Pull every line holding the string "Workspace" from the records below.

> [Records for this exercise]
------

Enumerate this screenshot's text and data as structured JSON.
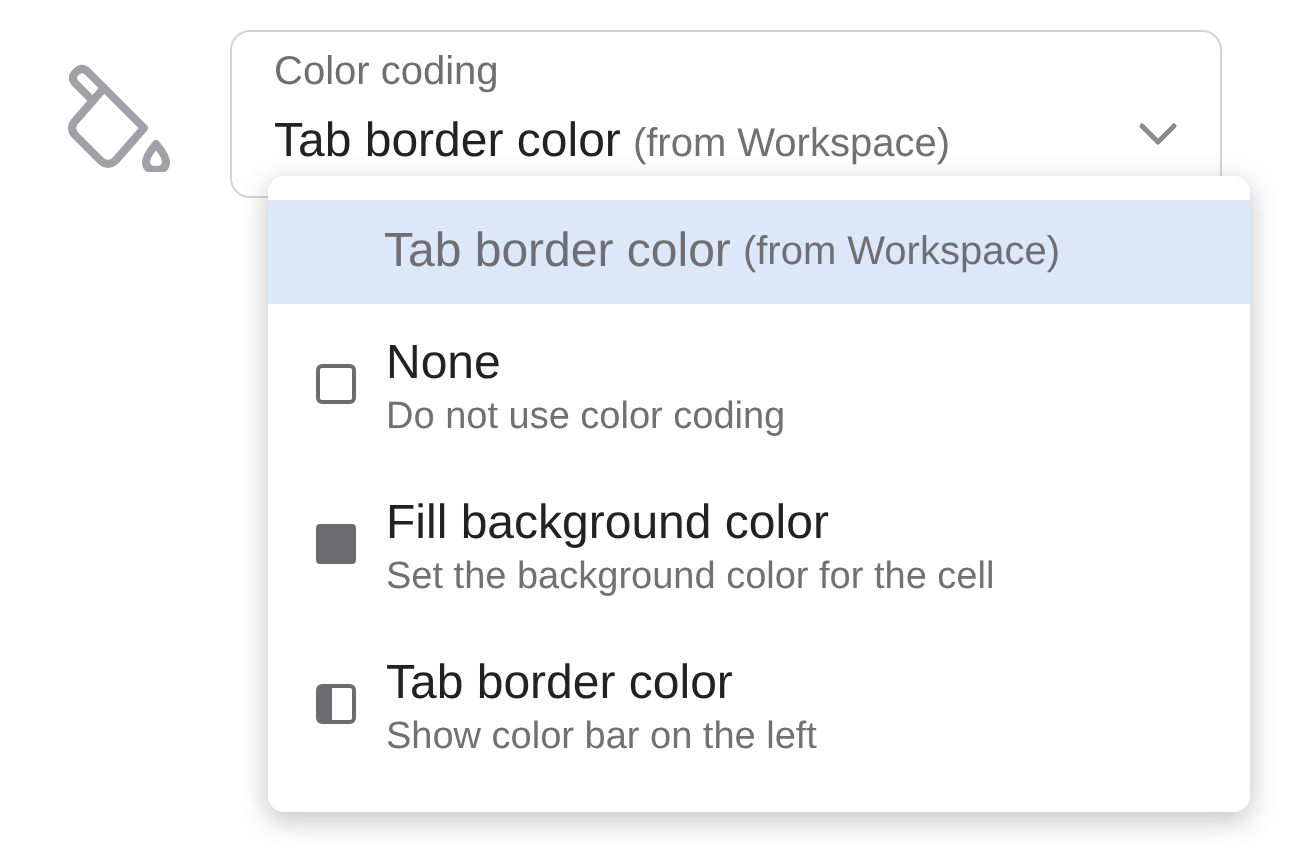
{
  "select": {
    "label": "Color coding",
    "value": "Tab border color",
    "value_note": "(from Workspace)",
    "expanded": true
  },
  "options": [
    {
      "kind": "inherit",
      "title": "Tab border color",
      "note": "(from Workspace)",
      "selected": true
    },
    {
      "kind": "none",
      "title": "None",
      "description": "Do not use color coding",
      "selected": false
    },
    {
      "kind": "fill",
      "title": "Fill background color",
      "description": "Set the background color for the cell",
      "selected": false
    },
    {
      "kind": "border",
      "title": "Tab border color",
      "description": "Show color bar on the left",
      "selected": false
    }
  ]
}
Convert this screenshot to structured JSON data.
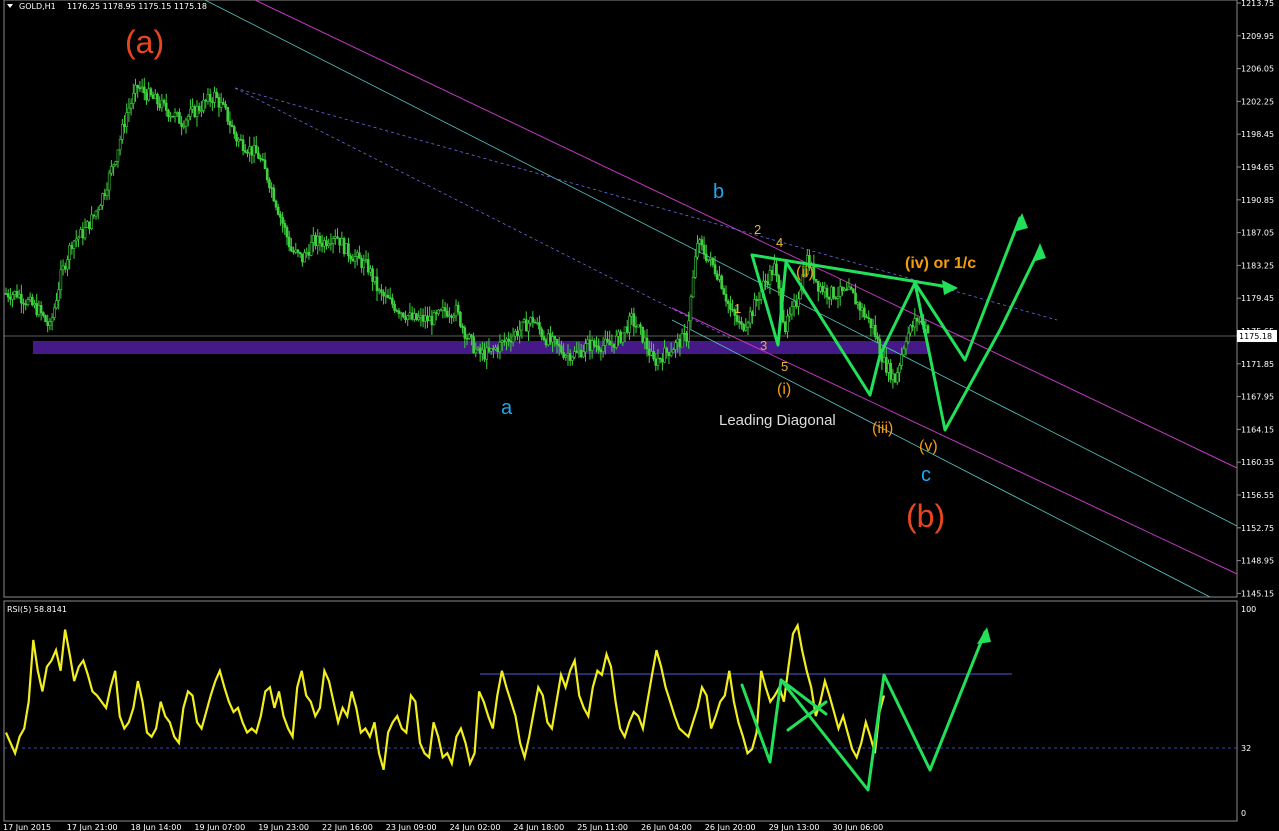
{
  "header": {
    "symbol_timeframe": "GOLD,H1",
    "ohlc": "1176.25 1178.95 1175.15 1175.18"
  },
  "chart_data": [
    {
      "type": "candlestick",
      "title": "GOLD,H1",
      "price_ticks": [
        "1213.75",
        "1209.95",
        "1206.05",
        "1202.25",
        "1198.45",
        "1194.65",
        "1190.85",
        "1187.05",
        "1183.25",
        "1179.45",
        "1175.65",
        "1171.85",
        "1167.95",
        "1164.15",
        "1160.35",
        "1156.55",
        "1152.75",
        "1148.95",
        "1145.15"
      ],
      "current_price": "1175.18",
      "time_labels": [
        "17 Jun 2015",
        "17 Jun 21:00",
        "18 Jun 14:00",
        "19 Jun 07:00",
        "19 Jun 23:00",
        "22 Jun 16:00",
        "23 Jun 09:00",
        "24 Jun 02:00",
        "24 Jun 18:00",
        "25 Jun 11:00",
        "26 Jun 04:00",
        "26 Jun 20:00",
        "29 Jun 13:00",
        "30 Jun 06:00"
      ],
      "close_path": [
        1180,
        1180,
        1179,
        1178,
        1176,
        1182,
        1186,
        1187,
        1189,
        1192,
        1196,
        1201,
        1204,
        1203,
        1202,
        1201,
        1200,
        1201,
        1202,
        1203,
        1201,
        1198,
        1197,
        1196,
        1193,
        1189,
        1185,
        1184,
        1186,
        1186,
        1187,
        1185,
        1184,
        1183,
        1180,
        1179,
        1178,
        1177,
        1177,
        1177,
        1178,
        1178,
        1175,
        1173,
        1173,
        1174,
        1175,
        1176,
        1177,
        1175,
        1174,
        1173,
        1173,
        1174,
        1174,
        1174,
        1175,
        1177,
        1175,
        1172,
        1173,
        1174,
        1175,
        1186,
        1184,
        1182,
        1178,
        1176,
        1178,
        1181,
        1183,
        1176,
        1179,
        1184,
        1181,
        1180,
        1180,
        1180,
        1178,
        1176,
        1172,
        1170,
        1175,
        1177,
        1176
      ],
      "swing_labels": [
        {
          "text": "(a)",
          "price": 1208,
          "color": "#e8461e"
        },
        {
          "text": "a",
          "price": 1167,
          "color": "#1ea7f0"
        },
        {
          "text": "b",
          "price": 1191,
          "color": "#1ea7f0"
        },
        {
          "text": "c",
          "price": 1160,
          "color": "#1ea7f0"
        },
        {
          "text": "(b)",
          "price": 1154,
          "color": "#e8461e"
        }
      ],
      "wave_labels": [
        {
          "text": "2",
          "color": "#e8b434"
        },
        {
          "text": "4",
          "color": "#e8b434"
        },
        {
          "text": "1",
          "color": "#e8b434"
        },
        {
          "text": "3",
          "color": "#e8b434"
        },
        {
          "text": "5",
          "color": "#e8b434"
        },
        {
          "text": "(i)",
          "color": "#f39c12"
        },
        {
          "text": "(ii)",
          "color": "#f39c12"
        },
        {
          "text": "(iii)",
          "color": "#f39c12"
        },
        {
          "text": "(iv) or 1/c",
          "color": "#f39c12"
        },
        {
          "text": "(v)",
          "color": "#f39c12"
        }
      ],
      "annotation": "Leading Diagonal",
      "support_zone": [
        1173.6,
        1175.1
      ]
    },
    {
      "type": "line",
      "title": "RSI(5) 58.8141",
      "ylim": [
        0,
        100
      ],
      "ticks": [
        "100",
        "32",
        "0"
      ],
      "levels": [
        32,
        68
      ],
      "values": [
        40,
        35,
        30,
        38,
        42,
        55,
        85,
        70,
        60,
        72,
        75,
        80,
        70,
        90,
        78,
        65,
        72,
        75,
        68,
        60,
        58,
        55,
        52,
        62,
        70,
        48,
        42,
        45,
        52,
        65,
        55,
        40,
        38,
        42,
        55,
        48,
        45,
        38,
        35,
        52,
        60,
        58,
        45,
        42,
        50,
        58,
        65,
        70,
        62,
        55,
        50,
        52,
        45,
        40,
        42,
        40,
        48,
        60,
        62,
        52,
        60,
        48,
        42,
        38,
        62,
        70,
        58,
        55,
        48,
        52,
        70,
        65,
        55,
        45,
        52,
        48,
        60,
        52,
        40,
        42,
        38,
        45,
        30,
        22,
        40,
        45,
        48,
        42,
        40,
        58,
        55,
        35,
        30,
        28,
        45,
        38,
        28,
        30,
        25,
        38,
        42,
        35,
        25,
        30,
        60,
        55,
        48,
        42,
        58,
        70,
        62,
        55,
        48,
        35,
        28,
        38,
        50,
        62,
        58,
        45,
        42,
        55,
        68,
        62,
        70,
        75,
        58,
        52,
        48,
        62,
        70,
        68,
        78,
        72,
        55,
        42,
        38,
        45,
        50,
        48,
        42,
        55,
        68,
        80,
        72,
        62,
        55,
        48,
        42,
        40,
        38,
        45,
        52,
        62,
        58,
        42,
        48,
        55,
        58,
        70,
        55,
        45,
        38,
        30,
        32,
        40,
        70,
        62,
        55,
        58,
        62,
        55,
        72,
        88,
        92,
        80,
        70,
        62,
        48,
        55,
        65,
        58,
        50,
        42,
        48,
        40,
        32,
        28,
        35,
        45,
        38,
        30,
        50,
        58
      ]
    }
  ]
}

------

> [Response below]
    "value_note": "(from Workspace)",
      "note": "(from Workspace)",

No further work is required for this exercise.